• TASK TO COMPLETE: Print the entries below word for word; the pictures stay out of your copy.

[Saved entries]
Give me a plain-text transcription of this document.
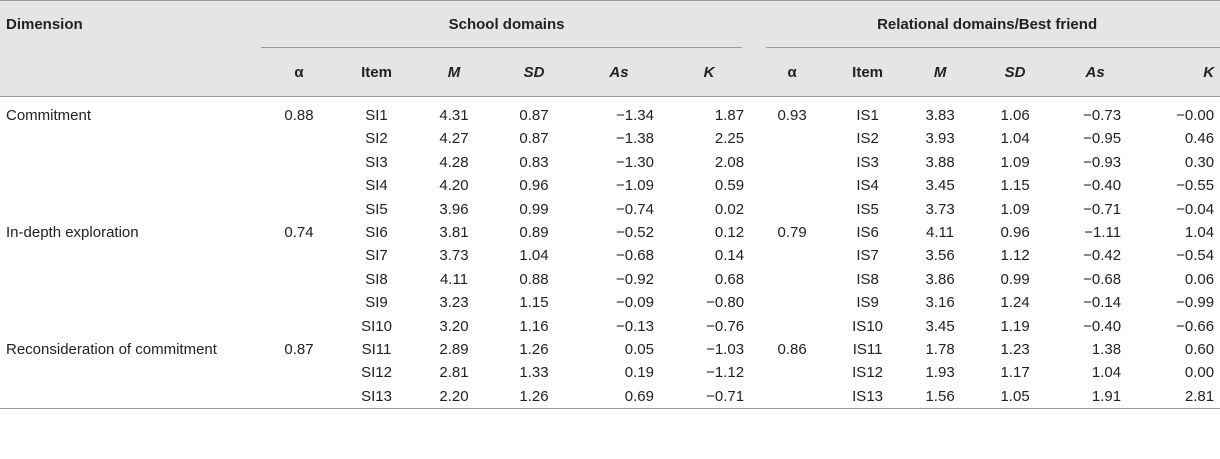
Dimension	School domains						Relational domains/Best friend					

	α	Item	M	SD	As	K	α	Item	M	SD	As	K
Commitment	0.88	SI1	4.31	0.87	−1.34	1.87	0.93	IS1	3.83	1.06	−0.73	−0.00
		SI2	4.27	0.87	−1.38	2.25		IS2	3.93	1.04	−0.95	0.46
		SI3	4.28	0.83	−1.30	2.08		IS3	3.88	1.09	−0.93	0.30
		SI4	4.20	0.96	−1.09	0.59		IS4	3.45	1.15	−0.40	−0.55
		SI5	3.96	0.99	−0.74	0.02		IS5	3.73	1.09	−0.71	−0.04
In-depth exploration	0.74	SI6	3.81	0.89	−0.52	0.12	0.79	IS6	4.11	0.96	−1.11	1.04
		SI7	3.73	1.04	−0.68	0.14		IS7	3.56	1.12	−0.42	−0.54
		SI8	4.11	0.88	−0.92	0.68		IS8	3.86	0.99	−0.68	0.06
		SI9	3.23	1.15	−0.09	−0.80		IS9	3.16	1.24	−0.14	−0.99
		SI10	3.20	1.16	−0.13	−0.76		IS10	3.45	1.19	−0.40	−0.66
Reconsideration of commitment	0.87	SI11	2.89	1.26	0.05	−1.03	0.86	IS11	1.78	1.23	1.38	0.60
		SI12	2.81	1.33	0.19	−1.12		IS12	1.93	1.17	1.04	0.00
		SI13	2.20	1.26	0.69	−0.71		IS13	1.56	1.05	1.91	2.81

• EXERCISE RESPONSE:
Give me a plain-text transcription of this document.
Dimension	School domains						Relational domains/Best friend					

	α	Item	M	SD	As	K	α	Item	M	SD	As	K
Commitment	0.88	SI1	4.31	0.87	−1.34	1.87	0.93	IS1	3.83	1.06	−0.73	−0.00
		SI2	4.27	0.87	−1.38	2.25		IS2	3.93	1.04	−0.95	0.46
		SI3	4.28	0.83	−1.30	2.08		IS3	3.88	1.09	−0.93	0.30
		SI4	4.20	0.96	−1.09	0.59		IS4	3.45	1.15	−0.40	−0.55
		SI5	3.96	0.99	−0.74	0.02		IS5	3.73	1.09	−0.71	−0.04
In-depth exploration	0.74	SI6	3.81	0.89	−0.52	0.12	0.79	IS6	4.11	0.96	−1.11	1.04
		SI7	3.73	1.04	−0.68	0.14		IS7	3.56	1.12	−0.42	−0.54
		SI8	4.11	0.88	−0.92	0.68		IS8	3.86	0.99	−0.68	0.06
		SI9	3.23	1.15	−0.09	−0.80		IS9	3.16	1.24	−0.14	−0.99
		SI10	3.20	1.16	−0.13	−0.76		IS10	3.45	1.19	−0.40	−0.66
Reconsideration of commitment	0.87	SI11	2.89	1.26	0.05	−1.03	0.86	IS11	1.78	1.23	1.38	0.60
		SI12	2.81	1.33	0.19	−1.12		IS12	1.93	1.17	1.04	0.00
		SI13	2.20	1.26	0.69	−0.71		IS13	1.56	1.05	1.91	2.81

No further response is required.